### Stored rows
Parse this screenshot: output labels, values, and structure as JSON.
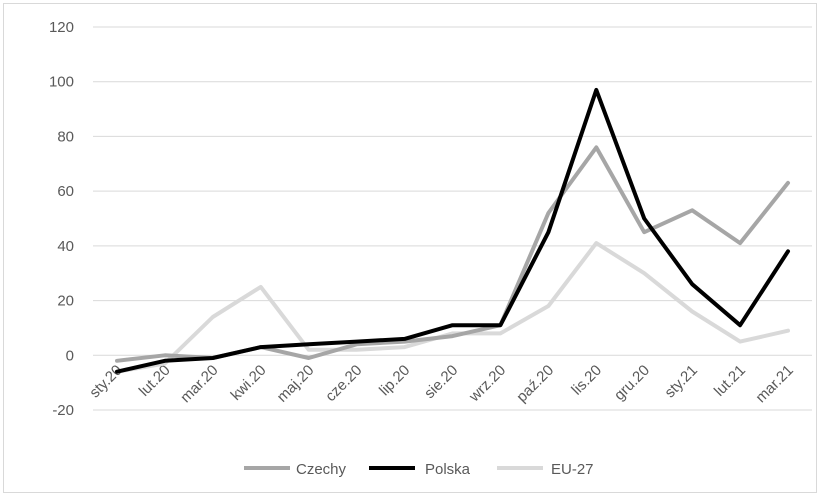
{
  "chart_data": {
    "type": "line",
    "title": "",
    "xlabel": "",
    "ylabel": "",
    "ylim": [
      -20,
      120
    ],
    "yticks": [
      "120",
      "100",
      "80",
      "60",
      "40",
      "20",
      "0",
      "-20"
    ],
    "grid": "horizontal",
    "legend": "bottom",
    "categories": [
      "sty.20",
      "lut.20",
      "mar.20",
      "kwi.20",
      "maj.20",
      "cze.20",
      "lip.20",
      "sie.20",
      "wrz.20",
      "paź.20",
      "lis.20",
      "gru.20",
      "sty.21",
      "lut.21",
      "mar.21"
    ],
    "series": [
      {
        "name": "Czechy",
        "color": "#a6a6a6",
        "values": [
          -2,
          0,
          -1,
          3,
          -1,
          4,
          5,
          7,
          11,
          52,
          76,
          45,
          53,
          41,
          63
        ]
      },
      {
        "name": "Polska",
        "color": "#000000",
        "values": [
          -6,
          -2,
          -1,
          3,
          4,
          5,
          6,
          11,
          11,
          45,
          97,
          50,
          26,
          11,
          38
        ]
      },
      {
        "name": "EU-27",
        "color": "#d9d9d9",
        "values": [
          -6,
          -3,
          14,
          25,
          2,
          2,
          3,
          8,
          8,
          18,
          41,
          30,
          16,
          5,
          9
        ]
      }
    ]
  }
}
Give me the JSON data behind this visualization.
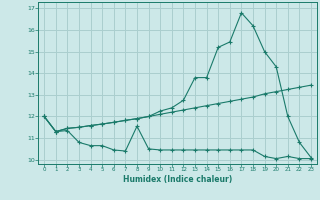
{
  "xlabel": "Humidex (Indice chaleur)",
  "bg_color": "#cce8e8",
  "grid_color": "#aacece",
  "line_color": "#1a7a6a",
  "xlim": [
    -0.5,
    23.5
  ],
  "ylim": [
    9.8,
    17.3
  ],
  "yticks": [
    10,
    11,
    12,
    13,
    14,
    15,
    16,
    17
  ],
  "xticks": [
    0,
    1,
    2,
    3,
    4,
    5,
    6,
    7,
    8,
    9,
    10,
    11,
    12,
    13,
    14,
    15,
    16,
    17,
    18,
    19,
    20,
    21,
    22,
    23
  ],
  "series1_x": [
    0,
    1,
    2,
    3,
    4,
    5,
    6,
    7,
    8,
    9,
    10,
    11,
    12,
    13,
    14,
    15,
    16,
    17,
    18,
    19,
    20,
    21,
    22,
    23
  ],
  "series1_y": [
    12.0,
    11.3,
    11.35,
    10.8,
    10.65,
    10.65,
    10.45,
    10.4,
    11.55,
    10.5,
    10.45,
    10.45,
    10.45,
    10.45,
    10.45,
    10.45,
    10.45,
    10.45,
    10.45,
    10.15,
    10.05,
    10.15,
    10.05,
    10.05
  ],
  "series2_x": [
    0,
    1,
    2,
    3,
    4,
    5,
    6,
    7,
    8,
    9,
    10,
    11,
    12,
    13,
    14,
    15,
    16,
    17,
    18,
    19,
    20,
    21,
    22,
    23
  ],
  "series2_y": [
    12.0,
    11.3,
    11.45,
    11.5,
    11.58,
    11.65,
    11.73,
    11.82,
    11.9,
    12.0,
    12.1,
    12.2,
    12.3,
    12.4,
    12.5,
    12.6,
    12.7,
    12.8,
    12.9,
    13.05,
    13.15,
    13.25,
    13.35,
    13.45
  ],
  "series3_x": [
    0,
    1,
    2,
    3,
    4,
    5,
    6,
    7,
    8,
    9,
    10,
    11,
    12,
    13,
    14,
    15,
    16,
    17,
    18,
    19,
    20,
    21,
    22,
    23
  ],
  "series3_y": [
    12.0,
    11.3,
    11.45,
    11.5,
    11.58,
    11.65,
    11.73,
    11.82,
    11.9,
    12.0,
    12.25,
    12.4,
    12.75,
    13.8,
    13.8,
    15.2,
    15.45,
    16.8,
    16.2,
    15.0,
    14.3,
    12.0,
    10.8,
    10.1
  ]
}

### Exercise description
Without the pictures, restate each entry exactly.

### Result of the task
Parse this screenshot: output labels, values, and structure as JSON.
{
  "chart_data": {
    "type": "line",
    "title": "",
    "xlabel": "",
    "ylabel": "",
    "ylim": [
      -20,
      120
    ],
    "yticks": [
      "120",
      "100",
      "80",
      "60",
      "40",
      "20",
      "0",
      "-20"
    ],
    "grid": "horizontal",
    "legend": "bottom",
    "categories": [
      "sty.20",
      "lut.20",
      "mar.20",
      "kwi.20",
      "maj.20",
      "cze.20",
      "lip.20",
      "sie.20",
      "wrz.20",
      "paź.20",
      "lis.20",
      "gru.20",
      "sty.21",
      "lut.21",
      "mar.21"
    ],
    "series": [
      {
        "name": "Czechy",
        "color": "#a6a6a6",
        "values": [
          -2,
          0,
          -1,
          3,
          -1,
          4,
          5,
          7,
          11,
          52,
          76,
          45,
          53,
          41,
          63
        ]
      },
      {
        "name": "Polska",
        "color": "#000000",
        "values": [
          -6,
          -2,
          -1,
          3,
          4,
          5,
          6,
          11,
          11,
          45,
          97,
          50,
          26,
          11,
          38
        ]
      },
      {
        "name": "EU-27",
        "color": "#d9d9d9",
        "values": [
          -6,
          -3,
          14,
          25,
          2,
          2,
          3,
          8,
          8,
          18,
          41,
          30,
          16,
          5,
          9
        ]
      }
    ]
  }
}
Give me the JSON data behind this visualization.
{
  "xlabel": "Humidex (Indice chaleur)",
  "bg_color": "#cce8e8",
  "grid_color": "#aacece",
  "line_color": "#1a7a6a",
  "xlim": [
    -0.5,
    23.5
  ],
  "ylim": [
    9.8,
    17.3
  ],
  "yticks": [
    10,
    11,
    12,
    13,
    14,
    15,
    16,
    17
  ],
  "xticks": [
    0,
    1,
    2,
    3,
    4,
    5,
    6,
    7,
    8,
    9,
    10,
    11,
    12,
    13,
    14,
    15,
    16,
    17,
    18,
    19,
    20,
    21,
    22,
    23
  ],
  "series1_x": [
    0,
    1,
    2,
    3,
    4,
    5,
    6,
    7,
    8,
    9,
    10,
    11,
    12,
    13,
    14,
    15,
    16,
    17,
    18,
    19,
    20,
    21,
    22,
    23
  ],
  "series1_y": [
    12.0,
    11.3,
    11.35,
    10.8,
    10.65,
    10.65,
    10.45,
    10.4,
    11.55,
    10.5,
    10.45,
    10.45,
    10.45,
    10.45,
    10.45,
    10.45,
    10.45,
    10.45,
    10.45,
    10.15,
    10.05,
    10.15,
    10.05,
    10.05
  ],
  "series2_x": [
    0,
    1,
    2,
    3,
    4,
    5,
    6,
    7,
    8,
    9,
    10,
    11,
    12,
    13,
    14,
    15,
    16,
    17,
    18,
    19,
    20,
    21,
    22,
    23
  ],
  "series2_y": [
    12.0,
    11.3,
    11.45,
    11.5,
    11.58,
    11.65,
    11.73,
    11.82,
    11.9,
    12.0,
    12.1,
    12.2,
    12.3,
    12.4,
    12.5,
    12.6,
    12.7,
    12.8,
    12.9,
    13.05,
    13.15,
    13.25,
    13.35,
    13.45
  ],
  "series3_x": [
    0,
    1,
    2,
    3,
    4,
    5,
    6,
    7,
    8,
    9,
    10,
    11,
    12,
    13,
    14,
    15,
    16,
    17,
    18,
    19,
    20,
    21,
    22,
    23
  ],
  "series3_y": [
    12.0,
    11.3,
    11.45,
    11.5,
    11.58,
    11.65,
    11.73,
    11.82,
    11.9,
    12.0,
    12.25,
    12.4,
    12.75,
    13.8,
    13.8,
    15.2,
    15.45,
    16.8,
    16.2,
    15.0,
    14.3,
    12.0,
    10.8,
    10.1
  ]
}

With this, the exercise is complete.